--- Source excerpt ---

Public Image: First Issue is the debut studio album by English rock band Public Image Ltd, released in 1978 by record label Virgin.

It is considered one of the pioneering records in the development of post-punk.

Recording

"Public Image"
"Public Image", the debut single, was recorded first. Recording started on a Monday in mid-July 1978 (most probably 10 or 17 July) at Advision Studios with engineer John Leckie and assistant engineer Kenneth Vaughan Thomas. For mixing and overdubs, the band then went into Wessex Studios with engineer Bill Price and assistant engineer Jeremy Green. 
John Leckie (engineer, 2003): "I [...] came down Monday morning from The Manor after a few hours sleep to Advision Studios, a studio I hadn't worked in before [...] I engineered the session [...] Keith Levene took the multi-track tape home that night and came in the next day having forgotten it and accused me of stealing it! The track was pretty much a live take with Levene's guitar double-tracked. John Lydon did his vocal through a Space Echo, dub-style. I did a rough mix and went home. The next day the band never showed up and my rough mix was the record. I got no credit but Richard Branson did give me £250! It wasn't stressful, just a lot of fun!"
Bill Price (engineer, 2008): "They'd recorded it and he wasn't quite happy, so he came to me to mix and do overdubs. Johnny was nominally in charge but he would look over his shoulder and ask Jah 'Is this the right direction?'"

On Saturday, 22 July 1978, the music press reported that the band had been in the recording studio; the following week, Virgin Records announced that PiL's debut single would be released on 8 September 1978.

"Theme", "Religion", "Annalisa"
The entire first side of the record was recorded in the autumn of 1978 at Townhouse Studios and The Manor Studio with engineer Mick Glossop.

"Low Life", "Attack", "Fodderstompf"
The last three songs on the second side were recorded at Gooseberry Sound Studios, a cheap reggae studio used because the band had run out of money, with engineer Mark Lusardi and assistant engineer Jon Caffery. Lydon knew the studio from the recording of Sex Pistols demos in January 1977.

By late September 1978, the recording of the album was finished. The band had briefly considered including an alternative version of "Public Image" with different lyrics on the album, a plan that was finally rejected.

In November or December 1978, Wobble and Levene returned to Gooseberry Sound Studios to record a 12-inch EP, Steel Leg V. the Electric Dread, with guest vocalists Vince Bracken and Don Letts.

Final mix of the album
For the final mix of the album tracks, the band returned to Townhouse Studios with Glossop, who remembers: "I do remember working on those other three [Gooseberry Studio] tracks, but I can't remember exactly what I did – probably mixing."

--- Information shown ---

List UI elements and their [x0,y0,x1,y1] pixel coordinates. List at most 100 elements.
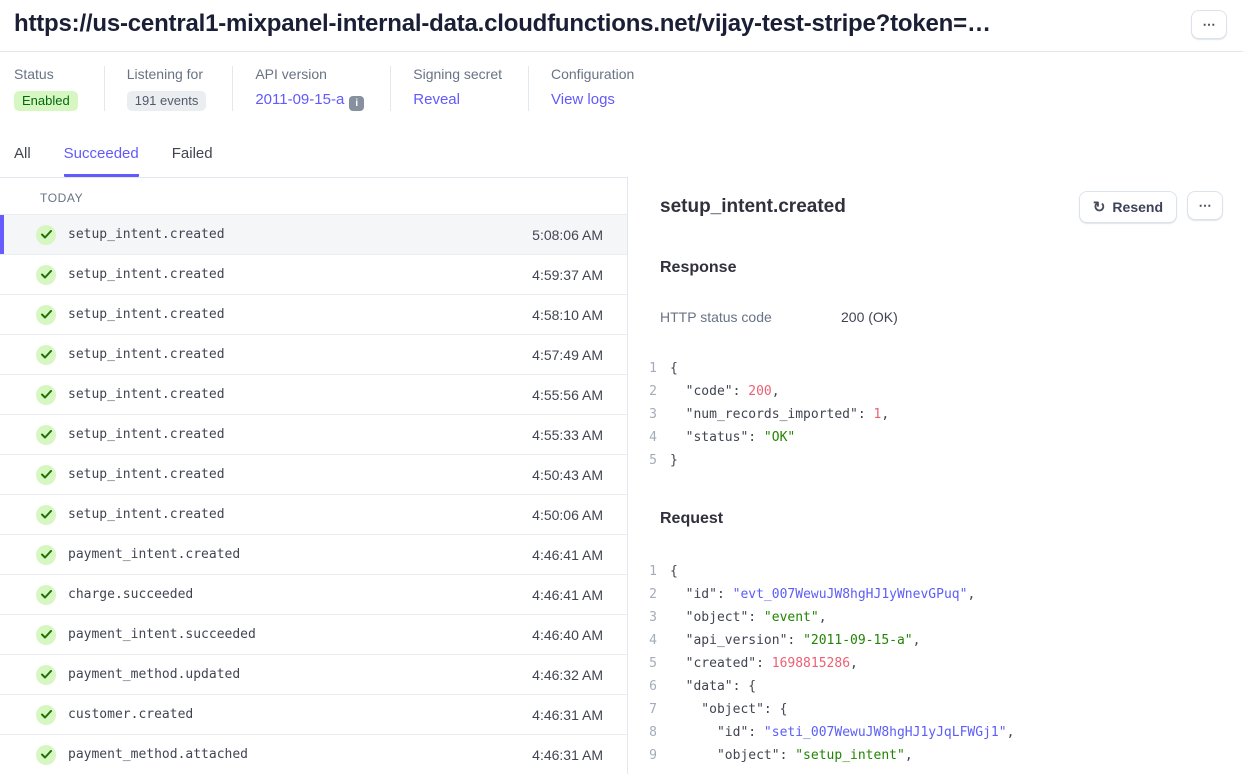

---

## What is asked
(1) Answer these questions from the Public Image: First Issue text:
(a) At which studio did recording of "Public Image" start?
(b) Which engineer worked on the entire first side of the record?
(c) By when was the recording of the album finished?
(2) List every recording studio that the Public Image: First Issue text names.
(3) Copy the passage of the Public Image: First Issue text that begins at "The last three" and stops after "was finally rejected.", substituting "Mick Glossop" for "Mark Lusardi".

## Exercise responses
(1)
(a) Advision Studios
(b) Mick Glossop
(c) By late September 1978

(2) Advision Studios, Wessex Studios, Townhouse Studios, The Manor Studio, Gooseberry Sound Studios

(3)
The last three songs on the second side were recorded at Gooseberry Sound Studios, a cheap reggae studio used because the band had run out of money, with engineer Mick Glossop and assistant engineer Jon Caffery. Lydon knew the studio from the recording of Sex Pistols demos in January 1977.

By late September 1978, the recording of the album was finished. The band had briefly considered including an alternative version of "Public Image" with different lyrics on the album, a plan that was finally rejected.